Aug 3, 2011 07:32 GMT  ·  By

When an ecosystem is threatened by drought, floods or warming, both animals and plant species tend to suffer. But, while animals can leave a certain area, and search for a new habitat, plants can obviously not. Researchers recently looked at the mechanisms they use to resist environmental challenges.

Because they can't simply uproot themselves and walk away, plants had to evolve another method of coping with change, and they chose to use genetics. Investigators say that manipulations of the genome allows vegetation to decide how to change its living patterns in accordance with their surroundings.

For example, genetics may be used to change the time of year when seeds are dispersed, or the way in which the leaves orient themselves in respect to the Sun. Gene manipulations can also allow plants to remain cooler or warmer during the day, and generally make the best of available conditions.

Without this ability, most plant species would die. The past five global extinction events would have left nothing behind, had plants not been able to adapt within the course of a few generations.

In the new study, experts at the Cold Spring Harbor Laboratory (CSHL) analyzed a particular species of grass, which needed to respond to its environment by growing in the shade. The team was able to identify the gene that allowed the plant to evolve.

Researchers say that the gene grassy tillers1 (gt1) is light-activated and that it plays an important role in numerous “genetic tricks” plants use. Interestingly, it also occurs in maize, which is one of the world's most important food crops.

Maize was domesticated for an unremarkable plant called teosinte. Through trial-and-error approaches, our ancestors managed to manipulate the plant so that it turned into a staple food. Traits such as being able to grow in close, straight rows and produce branchless stalks did not occur naturally.

*Exercises to complete*
1. In the article on how plants adapt to environmental change, which gene did the Cold Spring Harbor Laboratory team identify?
2. Retype the article on how plants adapt, from "In the new study, experts" up to and including "important food crops.".
3. Continue the article on how plants adapt to environmental change from where it stops.

*Available data*
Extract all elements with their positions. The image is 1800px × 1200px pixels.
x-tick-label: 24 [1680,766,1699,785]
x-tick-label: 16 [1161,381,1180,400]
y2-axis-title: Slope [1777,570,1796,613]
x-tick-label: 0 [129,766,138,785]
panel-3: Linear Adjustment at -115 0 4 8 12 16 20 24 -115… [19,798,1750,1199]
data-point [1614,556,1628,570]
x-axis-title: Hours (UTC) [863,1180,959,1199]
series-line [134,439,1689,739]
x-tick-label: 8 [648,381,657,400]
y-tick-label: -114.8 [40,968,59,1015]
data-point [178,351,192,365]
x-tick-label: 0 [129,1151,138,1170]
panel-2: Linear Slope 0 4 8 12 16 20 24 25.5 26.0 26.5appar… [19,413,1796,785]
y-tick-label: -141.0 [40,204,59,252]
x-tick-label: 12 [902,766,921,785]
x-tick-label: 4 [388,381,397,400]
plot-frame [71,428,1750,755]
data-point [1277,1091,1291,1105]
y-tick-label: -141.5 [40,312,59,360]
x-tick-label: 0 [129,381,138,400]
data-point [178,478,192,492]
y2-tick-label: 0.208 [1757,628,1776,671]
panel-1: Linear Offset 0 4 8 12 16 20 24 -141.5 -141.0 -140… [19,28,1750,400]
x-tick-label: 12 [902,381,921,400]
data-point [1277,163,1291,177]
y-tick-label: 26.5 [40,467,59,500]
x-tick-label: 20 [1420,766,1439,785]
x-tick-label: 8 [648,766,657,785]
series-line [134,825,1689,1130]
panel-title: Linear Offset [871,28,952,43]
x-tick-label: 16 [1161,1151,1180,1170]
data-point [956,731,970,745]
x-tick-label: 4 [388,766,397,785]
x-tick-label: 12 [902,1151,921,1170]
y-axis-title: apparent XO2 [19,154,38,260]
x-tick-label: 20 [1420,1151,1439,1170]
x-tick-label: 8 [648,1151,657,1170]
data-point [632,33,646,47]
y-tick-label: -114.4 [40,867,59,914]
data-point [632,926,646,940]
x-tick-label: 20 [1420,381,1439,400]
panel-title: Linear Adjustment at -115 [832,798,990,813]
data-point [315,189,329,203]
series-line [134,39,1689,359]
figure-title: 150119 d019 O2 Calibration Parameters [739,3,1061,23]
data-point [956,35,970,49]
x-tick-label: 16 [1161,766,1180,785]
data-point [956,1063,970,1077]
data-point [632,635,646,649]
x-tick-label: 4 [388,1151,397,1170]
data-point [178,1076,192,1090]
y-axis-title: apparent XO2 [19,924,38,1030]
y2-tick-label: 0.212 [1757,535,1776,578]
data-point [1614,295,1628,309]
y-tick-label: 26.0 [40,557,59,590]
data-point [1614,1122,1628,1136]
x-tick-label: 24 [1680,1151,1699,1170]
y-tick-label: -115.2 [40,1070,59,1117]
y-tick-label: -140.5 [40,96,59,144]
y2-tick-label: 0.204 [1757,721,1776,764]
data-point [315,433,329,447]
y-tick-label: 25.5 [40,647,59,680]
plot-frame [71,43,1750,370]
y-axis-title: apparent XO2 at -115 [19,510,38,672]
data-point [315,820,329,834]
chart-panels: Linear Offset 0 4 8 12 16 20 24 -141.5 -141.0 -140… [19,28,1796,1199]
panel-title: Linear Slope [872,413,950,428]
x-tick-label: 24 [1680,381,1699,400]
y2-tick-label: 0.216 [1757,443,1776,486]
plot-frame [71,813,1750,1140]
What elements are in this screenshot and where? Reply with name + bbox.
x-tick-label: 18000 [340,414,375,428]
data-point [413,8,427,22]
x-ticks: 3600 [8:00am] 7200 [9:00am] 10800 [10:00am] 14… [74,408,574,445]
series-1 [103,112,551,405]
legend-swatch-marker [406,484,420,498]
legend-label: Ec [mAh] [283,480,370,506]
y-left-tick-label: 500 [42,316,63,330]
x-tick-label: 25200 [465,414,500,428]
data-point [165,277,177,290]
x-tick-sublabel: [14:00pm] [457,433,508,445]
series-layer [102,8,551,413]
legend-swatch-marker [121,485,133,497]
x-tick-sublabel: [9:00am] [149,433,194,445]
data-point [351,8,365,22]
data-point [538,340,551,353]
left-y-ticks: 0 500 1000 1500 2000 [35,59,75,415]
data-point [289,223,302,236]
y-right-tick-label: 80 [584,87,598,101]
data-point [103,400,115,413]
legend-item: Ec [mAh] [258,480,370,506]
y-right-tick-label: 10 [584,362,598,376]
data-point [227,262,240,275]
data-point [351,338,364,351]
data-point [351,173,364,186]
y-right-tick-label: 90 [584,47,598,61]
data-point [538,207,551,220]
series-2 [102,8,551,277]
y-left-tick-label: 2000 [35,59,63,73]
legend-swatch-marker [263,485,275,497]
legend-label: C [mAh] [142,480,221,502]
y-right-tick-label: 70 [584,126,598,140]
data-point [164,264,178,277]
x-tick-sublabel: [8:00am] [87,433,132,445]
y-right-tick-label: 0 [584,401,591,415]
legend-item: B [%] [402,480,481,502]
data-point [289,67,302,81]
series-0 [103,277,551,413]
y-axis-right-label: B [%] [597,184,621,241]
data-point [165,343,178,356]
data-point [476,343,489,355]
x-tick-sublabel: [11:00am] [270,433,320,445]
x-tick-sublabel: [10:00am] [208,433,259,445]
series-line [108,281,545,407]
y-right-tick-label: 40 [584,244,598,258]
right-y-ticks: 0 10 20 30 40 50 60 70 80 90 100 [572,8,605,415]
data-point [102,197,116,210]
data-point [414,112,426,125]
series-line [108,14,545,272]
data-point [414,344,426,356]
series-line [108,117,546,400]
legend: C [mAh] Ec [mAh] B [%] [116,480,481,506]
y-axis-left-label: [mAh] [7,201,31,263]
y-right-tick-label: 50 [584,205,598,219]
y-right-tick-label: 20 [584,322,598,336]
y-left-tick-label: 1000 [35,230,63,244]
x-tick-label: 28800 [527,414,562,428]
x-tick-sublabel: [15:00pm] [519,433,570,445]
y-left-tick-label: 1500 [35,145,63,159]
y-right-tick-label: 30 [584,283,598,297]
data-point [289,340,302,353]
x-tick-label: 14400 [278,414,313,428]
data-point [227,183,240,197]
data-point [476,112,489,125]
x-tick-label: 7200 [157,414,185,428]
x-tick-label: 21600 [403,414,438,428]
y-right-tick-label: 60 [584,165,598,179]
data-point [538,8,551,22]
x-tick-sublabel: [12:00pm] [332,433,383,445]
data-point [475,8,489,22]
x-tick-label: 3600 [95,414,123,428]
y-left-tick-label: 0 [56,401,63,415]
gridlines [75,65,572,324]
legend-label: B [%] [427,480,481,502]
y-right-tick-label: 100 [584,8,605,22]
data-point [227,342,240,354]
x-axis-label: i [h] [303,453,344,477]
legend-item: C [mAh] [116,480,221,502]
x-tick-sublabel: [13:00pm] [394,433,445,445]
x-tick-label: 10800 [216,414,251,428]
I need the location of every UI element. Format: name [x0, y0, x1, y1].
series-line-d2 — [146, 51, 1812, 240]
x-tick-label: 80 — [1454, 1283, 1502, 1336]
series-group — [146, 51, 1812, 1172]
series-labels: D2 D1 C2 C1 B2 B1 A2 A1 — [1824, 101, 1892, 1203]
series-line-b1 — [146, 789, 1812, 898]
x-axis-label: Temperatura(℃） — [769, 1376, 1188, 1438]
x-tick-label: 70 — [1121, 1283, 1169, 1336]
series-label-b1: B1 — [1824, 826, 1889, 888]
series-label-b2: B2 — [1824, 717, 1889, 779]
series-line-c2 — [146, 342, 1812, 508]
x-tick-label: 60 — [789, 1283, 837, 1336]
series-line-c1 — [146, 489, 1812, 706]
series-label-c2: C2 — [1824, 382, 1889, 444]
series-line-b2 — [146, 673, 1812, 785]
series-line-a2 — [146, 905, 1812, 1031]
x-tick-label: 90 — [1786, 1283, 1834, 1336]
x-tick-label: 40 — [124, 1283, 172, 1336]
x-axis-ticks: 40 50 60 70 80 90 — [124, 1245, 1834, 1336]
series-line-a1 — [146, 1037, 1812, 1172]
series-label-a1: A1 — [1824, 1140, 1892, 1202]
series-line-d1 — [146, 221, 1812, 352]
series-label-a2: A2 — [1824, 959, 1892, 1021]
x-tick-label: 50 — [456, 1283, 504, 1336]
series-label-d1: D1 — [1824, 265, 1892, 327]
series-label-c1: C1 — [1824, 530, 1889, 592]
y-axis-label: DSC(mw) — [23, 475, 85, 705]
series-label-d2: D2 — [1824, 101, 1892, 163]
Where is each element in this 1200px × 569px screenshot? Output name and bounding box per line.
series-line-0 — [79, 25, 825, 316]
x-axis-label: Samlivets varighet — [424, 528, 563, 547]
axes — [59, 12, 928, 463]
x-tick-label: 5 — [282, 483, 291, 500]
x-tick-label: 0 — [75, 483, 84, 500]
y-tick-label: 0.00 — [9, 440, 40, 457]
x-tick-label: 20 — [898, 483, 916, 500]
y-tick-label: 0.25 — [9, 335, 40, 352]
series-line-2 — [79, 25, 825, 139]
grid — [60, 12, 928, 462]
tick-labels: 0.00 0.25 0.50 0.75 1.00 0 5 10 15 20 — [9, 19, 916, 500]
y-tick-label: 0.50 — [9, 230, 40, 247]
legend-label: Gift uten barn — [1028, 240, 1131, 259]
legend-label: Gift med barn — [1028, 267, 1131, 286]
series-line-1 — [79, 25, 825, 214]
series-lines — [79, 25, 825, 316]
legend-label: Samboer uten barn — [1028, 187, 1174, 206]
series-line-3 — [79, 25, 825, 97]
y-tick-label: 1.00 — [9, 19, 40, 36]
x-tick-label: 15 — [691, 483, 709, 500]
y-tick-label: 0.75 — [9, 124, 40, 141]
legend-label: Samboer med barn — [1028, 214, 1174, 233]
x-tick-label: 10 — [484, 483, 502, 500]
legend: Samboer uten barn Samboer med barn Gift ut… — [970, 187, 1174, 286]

*Answers by item*
1. The gene grassy tillers1 (gt1).

2.
In the new study, experts at the Cold Spring Harbor Laboratory (CSHL) analyzed a particular species of grass, which needed to respond to its environment by growing in the shade. The team was able to identify the gene that allowed the plant to evolve.

Researchers say that the gene grassy tillers1 (gt1) is light-activated and that it plays an important role in numerous “genetic tricks” plants use. Interestingly, it also occurs in maize, which is one of the world's most important food crops.

3.
“The domestication of maize from its wild ancestor teosinte resulted in a striking modification of the plant’s architecture, and this fact provided a starting point for our work,” David Jackson says.

He holds an appointment as a professor at CSHL and is also the leader of the research team. The group includes experts from the Cornell University, the University of Wisconsin-Madison, the North Carolina State University, the University of California in San Diego and Pioneer Hi-Bred.

Details of the new investigation appear in the August 1 early online issue of the esteemed journal Proceedings of the National Academy of Sciences (PNAS),

“It is actually human selection that has done this. Although maize plants produce tiller buds, the nascent branches fail to grow out, which results in the plant’s familiar dominant central stalk,” Jackson goes on to say.

“Tillering is an important trait in the grass family, and by modifying tiller production agriculturalists have increased yield in grasses such as maize and rice,” the investigator argues.

“Understanding the molecular mechanisms behind that modification may now provide us with a means to increase biomass production in switchgrass or other potential biofuel crops,” he concludes.

Funding for the research came from the US National Science Foundation (NSF) and the Department of Agriculture (USDA).